**Supplied material**.
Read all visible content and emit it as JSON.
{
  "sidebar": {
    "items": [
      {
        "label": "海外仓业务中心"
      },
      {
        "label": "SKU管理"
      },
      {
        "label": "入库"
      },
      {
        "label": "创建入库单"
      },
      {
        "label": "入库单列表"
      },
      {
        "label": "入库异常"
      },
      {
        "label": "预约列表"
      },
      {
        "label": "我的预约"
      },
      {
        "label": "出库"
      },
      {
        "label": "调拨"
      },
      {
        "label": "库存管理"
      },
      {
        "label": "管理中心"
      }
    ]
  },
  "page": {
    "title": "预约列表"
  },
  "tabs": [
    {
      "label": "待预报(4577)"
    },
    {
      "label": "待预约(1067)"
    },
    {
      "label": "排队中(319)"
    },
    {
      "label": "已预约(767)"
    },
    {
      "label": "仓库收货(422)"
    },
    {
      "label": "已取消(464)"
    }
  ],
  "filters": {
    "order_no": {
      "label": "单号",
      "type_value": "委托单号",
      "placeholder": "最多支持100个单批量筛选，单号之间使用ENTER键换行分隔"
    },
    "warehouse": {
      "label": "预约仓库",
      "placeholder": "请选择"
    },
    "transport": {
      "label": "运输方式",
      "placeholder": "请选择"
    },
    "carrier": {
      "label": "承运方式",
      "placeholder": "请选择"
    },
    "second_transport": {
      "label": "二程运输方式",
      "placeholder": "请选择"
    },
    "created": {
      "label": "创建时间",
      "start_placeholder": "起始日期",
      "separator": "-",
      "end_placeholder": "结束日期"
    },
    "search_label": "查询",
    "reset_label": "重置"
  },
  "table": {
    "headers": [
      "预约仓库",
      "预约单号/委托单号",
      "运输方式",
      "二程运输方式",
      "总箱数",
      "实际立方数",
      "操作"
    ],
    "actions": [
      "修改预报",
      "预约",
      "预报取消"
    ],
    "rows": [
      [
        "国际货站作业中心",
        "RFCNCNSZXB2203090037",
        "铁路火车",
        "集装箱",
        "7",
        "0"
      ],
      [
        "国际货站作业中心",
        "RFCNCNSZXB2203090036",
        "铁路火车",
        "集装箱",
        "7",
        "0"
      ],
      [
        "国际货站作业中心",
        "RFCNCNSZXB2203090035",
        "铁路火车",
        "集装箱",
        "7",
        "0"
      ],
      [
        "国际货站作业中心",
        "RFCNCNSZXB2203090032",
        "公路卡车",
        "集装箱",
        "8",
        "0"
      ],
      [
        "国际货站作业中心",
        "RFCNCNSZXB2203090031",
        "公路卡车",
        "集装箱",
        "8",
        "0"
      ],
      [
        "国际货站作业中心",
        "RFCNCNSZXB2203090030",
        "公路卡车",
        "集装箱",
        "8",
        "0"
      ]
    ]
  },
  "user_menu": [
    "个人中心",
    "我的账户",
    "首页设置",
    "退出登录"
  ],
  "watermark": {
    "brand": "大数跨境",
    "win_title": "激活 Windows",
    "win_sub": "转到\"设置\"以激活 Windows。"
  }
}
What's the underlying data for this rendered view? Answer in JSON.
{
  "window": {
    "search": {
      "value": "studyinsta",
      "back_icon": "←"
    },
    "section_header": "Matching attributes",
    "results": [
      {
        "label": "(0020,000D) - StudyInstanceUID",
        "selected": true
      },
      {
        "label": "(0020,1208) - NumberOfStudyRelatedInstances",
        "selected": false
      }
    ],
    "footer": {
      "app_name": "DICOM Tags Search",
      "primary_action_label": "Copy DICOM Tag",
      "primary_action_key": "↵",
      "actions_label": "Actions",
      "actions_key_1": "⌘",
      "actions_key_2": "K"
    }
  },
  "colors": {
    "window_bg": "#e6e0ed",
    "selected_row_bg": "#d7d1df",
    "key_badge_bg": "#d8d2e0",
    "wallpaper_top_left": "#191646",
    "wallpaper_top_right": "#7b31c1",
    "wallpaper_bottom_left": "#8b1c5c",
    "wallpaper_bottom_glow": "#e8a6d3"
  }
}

**Task directions**. Repeat each record exactly. Omit nothing.

**Worked solution**.
Read all visible content and emit it as JSON.
{
  "sidebar": {
    "items": [
      {
        "label": "海外仓业务中心"
      },
      {
        "label": "SKU管理"
      },
      {
        "label": "入库"
      },
      {
        "label": "创建入库单"
      },
      {
        "label": "入库单列表"
      },
      {
        "label": "入库异常"
      },
      {
        "label": "预约列表"
      },
      {
        "label": "我的预约"
      },
      {
        "label": "出库"
      },
      {
        "label": "调拨"
      },
      {
        "label": "库存管理"
      },
      {
        "label": "管理中心"
      }
    ]
  },
  "page": {
    "title": "预约列表"
  },
  "tabs": [
    {
      "label": "待预报(4577)"
    },
    {
      "label": "待预约(1067)"
    },
    {
      "label": "排队中(319)"
    },
    {
      "label": "已预约(767)"
    },
    {
      "label": "仓库收货(422)"
    },
    {
      "label": "已取消(464)"
    }
  ],
  "filters": {
    "order_no": {
      "label": "单号",
      "type_value": "委托单号",
      "placeholder": "最多支持100个单批量筛选，单号之间使用ENTER键换行分隔"
    },
    "warehouse": {
      "label": "预约仓库",
      "placeholder": "请选择"
    },
    "transport": {
      "label": "运输方式",
      "placeholder": "请选择"
    },
    "carrier": {
      "label": "承运方式",
      "placeholder": "请选择"
    },
    "second_transport": {
      "label": "二程运输方式",
      "placeholder": "请选择"
    },
    "created": {
      "label": "创建时间",
      "start_placeholder": "起始日期",
      "separator": "-",
      "end_placeholder": "结束日期"
    },
    "search_label": "查询",
    "reset_label": "重置"
  },
  "table": {
    "headers": [
      "预约仓库",
      "预约单号/委托单号",
      "运输方式",
      "二程运输方式",
      "总箱数",
      "实际立方数",
      "操作"
    ],
    "actions": [
      "修改预报",
      "预约",
      "预报取消"
    ],
    "rows": [
      [
        "国际货站作业中心",
        "RFCNCNSZXB2203090037",
        "铁路火车",
        "集装箱",
        "7",
        "0"
      ],
      [
        "国际货站作业中心",
        "RFCNCNSZXB2203090036",
        "铁路火车",
        "集装箱",
        "7",
        "0"
      ],
      [
        "国际货站作业中心",
        "RFCNCNSZXB2203090035",
        "铁路火车",
        "集装箱",
        "7",
        "0"
      ],
      [
        "国际货站作业中心",
        "RFCNCNSZXB2203090032",
        "公路卡车",
        "集装箱",
        "8",
        "0"
      ],
      [
        "国际货站作业中心",
        "RFCNCNSZXB2203090031",
        "公路卡车",
        "集装箱",
        "8",
        "0"
      ],
      [
        "国际货站作业中心",
        "RFCNCNSZXB2203090030",
        "公路卡车",
        "集装箱",
        "8",
        "0"
      ]
    ]
  },
  "user_menu": [
    "个人中心",
    "我的账户",
    "首页设置",
    "退出登录"
  ],
  "watermark": {
    "brand": "大数跨境",
    "win_title": "激活 Windows",
    "win_sub": "转到\"设置\"以激活 Windows。"
  }
}
What's the underlying data for this rendered view? Answer in JSON.
{
  "window": {
    "search": {
      "value": "studyinsta",
      "back_icon": "←"
    },
    "section_header": "Matching attributes",
    "results": [
      {
        "label": "(0020,000D) - StudyInstanceUID",
        "selected": true
      },
      {
        "label": "(0020,1208) - NumberOfStudyRelatedInstances",
        "selected": false
      }
    ],
    "footer": {
      "app_name": "DICOM Tags Search",
      "primary_action_label": "Copy DICOM Tag",
      "primary_action_key": "↵",
      "actions_label": "Actions",
      "actions_key_1": "⌘",
      "actions_key_2": "K"
    }
  },
  "colors": {
    "window_bg": "#e6e0ed",
    "selected_row_bg": "#d7d1df",
    "key_badge_bg": "#d8d2e0",
    "wallpaper_top_left": "#191646",
    "wallpaper_top_right": "#7b31c1",
    "wallpaper_bottom_left": "#8b1c5c",
    "wallpaper_bottom_glow": "#e8a6d3"
  }
}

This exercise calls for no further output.